- INSTRUCTIONS FOR THE TASK -
Leave out the pictures and repeat everything else in the records exactly.

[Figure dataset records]
◆ ◆ ◆ ◆

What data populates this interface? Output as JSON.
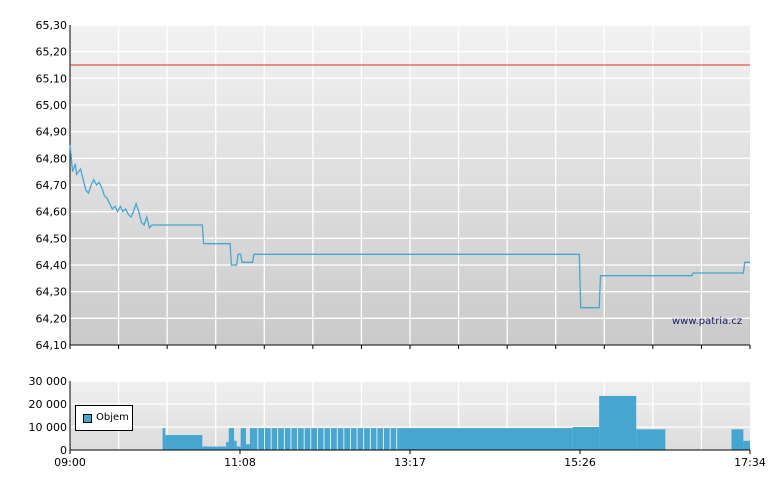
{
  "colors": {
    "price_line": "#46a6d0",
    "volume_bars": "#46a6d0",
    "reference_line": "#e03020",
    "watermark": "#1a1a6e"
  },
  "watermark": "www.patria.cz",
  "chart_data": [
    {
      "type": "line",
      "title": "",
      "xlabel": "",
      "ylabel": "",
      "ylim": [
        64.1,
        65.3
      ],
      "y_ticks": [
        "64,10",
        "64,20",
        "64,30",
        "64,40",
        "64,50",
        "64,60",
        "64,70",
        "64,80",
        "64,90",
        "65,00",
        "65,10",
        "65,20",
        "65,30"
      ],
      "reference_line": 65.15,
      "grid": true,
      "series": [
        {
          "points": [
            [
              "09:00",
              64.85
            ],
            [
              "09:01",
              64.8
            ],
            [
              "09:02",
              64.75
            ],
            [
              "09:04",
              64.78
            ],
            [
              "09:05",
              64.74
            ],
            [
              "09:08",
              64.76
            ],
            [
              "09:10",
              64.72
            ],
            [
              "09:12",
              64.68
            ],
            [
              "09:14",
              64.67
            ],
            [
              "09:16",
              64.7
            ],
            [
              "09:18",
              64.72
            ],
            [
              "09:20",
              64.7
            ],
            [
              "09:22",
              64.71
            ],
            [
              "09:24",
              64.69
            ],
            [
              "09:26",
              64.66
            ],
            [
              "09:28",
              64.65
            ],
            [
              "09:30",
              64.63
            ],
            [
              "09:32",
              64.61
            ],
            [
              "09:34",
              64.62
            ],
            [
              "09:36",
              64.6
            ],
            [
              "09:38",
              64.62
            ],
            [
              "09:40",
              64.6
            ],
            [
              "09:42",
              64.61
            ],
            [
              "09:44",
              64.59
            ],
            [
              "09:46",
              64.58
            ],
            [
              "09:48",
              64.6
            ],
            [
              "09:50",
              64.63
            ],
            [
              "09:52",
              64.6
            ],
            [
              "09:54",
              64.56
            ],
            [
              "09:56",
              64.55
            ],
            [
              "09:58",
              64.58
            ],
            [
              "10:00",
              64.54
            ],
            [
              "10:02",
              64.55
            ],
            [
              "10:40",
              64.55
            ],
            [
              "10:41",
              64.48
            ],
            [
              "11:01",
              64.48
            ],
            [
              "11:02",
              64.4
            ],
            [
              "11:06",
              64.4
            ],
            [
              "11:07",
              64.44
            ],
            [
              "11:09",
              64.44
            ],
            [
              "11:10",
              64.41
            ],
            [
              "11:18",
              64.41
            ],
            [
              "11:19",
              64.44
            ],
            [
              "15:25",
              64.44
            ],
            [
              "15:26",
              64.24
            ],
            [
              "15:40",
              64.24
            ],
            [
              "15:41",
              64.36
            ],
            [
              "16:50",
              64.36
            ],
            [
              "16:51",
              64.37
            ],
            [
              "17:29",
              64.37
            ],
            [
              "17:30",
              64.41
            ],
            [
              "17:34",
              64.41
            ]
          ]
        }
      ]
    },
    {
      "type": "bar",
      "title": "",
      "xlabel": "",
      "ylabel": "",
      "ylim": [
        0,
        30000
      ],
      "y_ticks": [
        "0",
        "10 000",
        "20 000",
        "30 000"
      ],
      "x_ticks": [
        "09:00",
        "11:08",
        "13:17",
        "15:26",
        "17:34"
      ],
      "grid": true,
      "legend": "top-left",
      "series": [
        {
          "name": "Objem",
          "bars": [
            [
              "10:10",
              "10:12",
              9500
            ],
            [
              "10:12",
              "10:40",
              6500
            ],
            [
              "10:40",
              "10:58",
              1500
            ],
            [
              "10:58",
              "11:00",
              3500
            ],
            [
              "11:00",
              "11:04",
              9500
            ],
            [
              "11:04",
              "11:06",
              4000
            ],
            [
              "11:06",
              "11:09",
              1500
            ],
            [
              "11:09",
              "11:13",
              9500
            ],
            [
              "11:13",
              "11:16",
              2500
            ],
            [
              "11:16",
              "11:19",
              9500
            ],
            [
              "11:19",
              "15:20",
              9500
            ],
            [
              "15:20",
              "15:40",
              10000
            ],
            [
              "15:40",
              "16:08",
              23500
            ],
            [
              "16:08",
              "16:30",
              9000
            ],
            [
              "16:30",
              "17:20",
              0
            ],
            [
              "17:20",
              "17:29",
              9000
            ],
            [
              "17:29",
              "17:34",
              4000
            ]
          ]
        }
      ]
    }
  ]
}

◆ ◆ ◆ ◆

- ANSWER TO THIS TASK -
What data populates this interface? Output as JSON.
{
  "colors": {
    "price_line": "#46a6d0",
    "volume_bars": "#46a6d0",
    "reference_line": "#e03020",
    "watermark": "#1a1a6e"
  },
  "watermark": "www.patria.cz",
  "chart_data": [
    {
      "type": "line",
      "title": "",
      "xlabel": "",
      "ylabel": "",
      "ylim": [
        64.1,
        65.3
      ],
      "y_ticks": [
        "64,10",
        "64,20",
        "64,30",
        "64,40",
        "64,50",
        "64,60",
        "64,70",
        "64,80",
        "64,90",
        "65,00",
        "65,10",
        "65,20",
        "65,30"
      ],
      "reference_line": 65.15,
      "grid": true,
      "series": [
        {
          "points": [
            [
              "09:00",
              64.85
            ],
            [
              "09:01",
              64.8
            ],
            [
              "09:02",
              64.75
            ],
            [
              "09:04",
              64.78
            ],
            [
              "09:05",
              64.74
            ],
            [
              "09:08",
              64.76
            ],
            [
              "09:10",
              64.72
            ],
            [
              "09:12",
              64.68
            ],
            [
              "09:14",
              64.67
            ],
            [
              "09:16",
              64.7
            ],
            [
              "09:18",
              64.72
            ],
            [
              "09:20",
              64.7
            ],
            [
              "09:22",
              64.71
            ],
            [
              "09:24",
              64.69
            ],
            [
              "09:26",
              64.66
            ],
            [
              "09:28",
              64.65
            ],
            [
              "09:30",
              64.63
            ],
            [
              "09:32",
              64.61
            ],
            [
              "09:34",
              64.62
            ],
            [
              "09:36",
              64.6
            ],
            [
              "09:38",
              64.62
            ],
            [
              "09:40",
              64.6
            ],
            [
              "09:42",
              64.61
            ],
            [
              "09:44",
              64.59
            ],
            [
              "09:46",
              64.58
            ],
            [
              "09:48",
              64.6
            ],
            [
              "09:50",
              64.63
            ],
            [
              "09:52",
              64.6
            ],
            [
              "09:54",
              64.56
            ],
            [
              "09:56",
              64.55
            ],
            [
              "09:58",
              64.58
            ],
            [
              "10:00",
              64.54
            ],
            [
              "10:02",
              64.55
            ],
            [
              "10:40",
              64.55
            ],
            [
              "10:41",
              64.48
            ],
            [
              "11:01",
              64.48
            ],
            [
              "11:02",
              64.4
            ],
            [
              "11:06",
              64.4
            ],
            [
              "11:07",
              64.44
            ],
            [
              "11:09",
              64.44
            ],
            [
              "11:10",
              64.41
            ],
            [
              "11:18",
              64.41
            ],
            [
              "11:19",
              64.44
            ],
            [
              "15:25",
              64.44
            ],
            [
              "15:26",
              64.24
            ],
            [
              "15:40",
              64.24
            ],
            [
              "15:41",
              64.36
            ],
            [
              "16:50",
              64.36
            ],
            [
              "16:51",
              64.37
            ],
            [
              "17:29",
              64.37
            ],
            [
              "17:30",
              64.41
            ],
            [
              "17:34",
              64.41
            ]
          ]
        }
      ]
    },
    {
      "type": "bar",
      "title": "",
      "xlabel": "",
      "ylabel": "",
      "ylim": [
        0,
        30000
      ],
      "y_ticks": [
        "0",
        "10 000",
        "20 000",
        "30 000"
      ],
      "x_ticks": [
        "09:00",
        "11:08",
        "13:17",
        "15:26",
        "17:34"
      ],
      "grid": true,
      "legend": "top-left",
      "series": [
        {
          "name": "Objem",
          "bars": [
            [
              "10:10",
              "10:12",
              9500
            ],
            [
              "10:12",
              "10:40",
              6500
            ],
            [
              "10:40",
              "10:58",
              1500
            ],
            [
              "10:58",
              "11:00",
              3500
            ],
            [
              "11:00",
              "11:04",
              9500
            ],
            [
              "11:04",
              "11:06",
              4000
            ],
            [
              "11:06",
              "11:09",
              1500
            ],
            [
              "11:09",
              "11:13",
              9500
            ],
            [
              "11:13",
              "11:16",
              2500
            ],
            [
              "11:16",
              "11:19",
              9500
            ],
            [
              "11:19",
              "15:20",
              9500
            ],
            [
              "15:20",
              "15:40",
              10000
            ],
            [
              "15:40",
              "16:08",
              23500
            ],
            [
              "16:08",
              "16:30",
              9000
            ],
            [
              "16:30",
              "17:20",
              0
            ],
            [
              "17:20",
              "17:29",
              9000
            ],
            [
              "17:29",
              "17:34",
              4000
            ]
          ]
        }
      ]
    }
  ]
}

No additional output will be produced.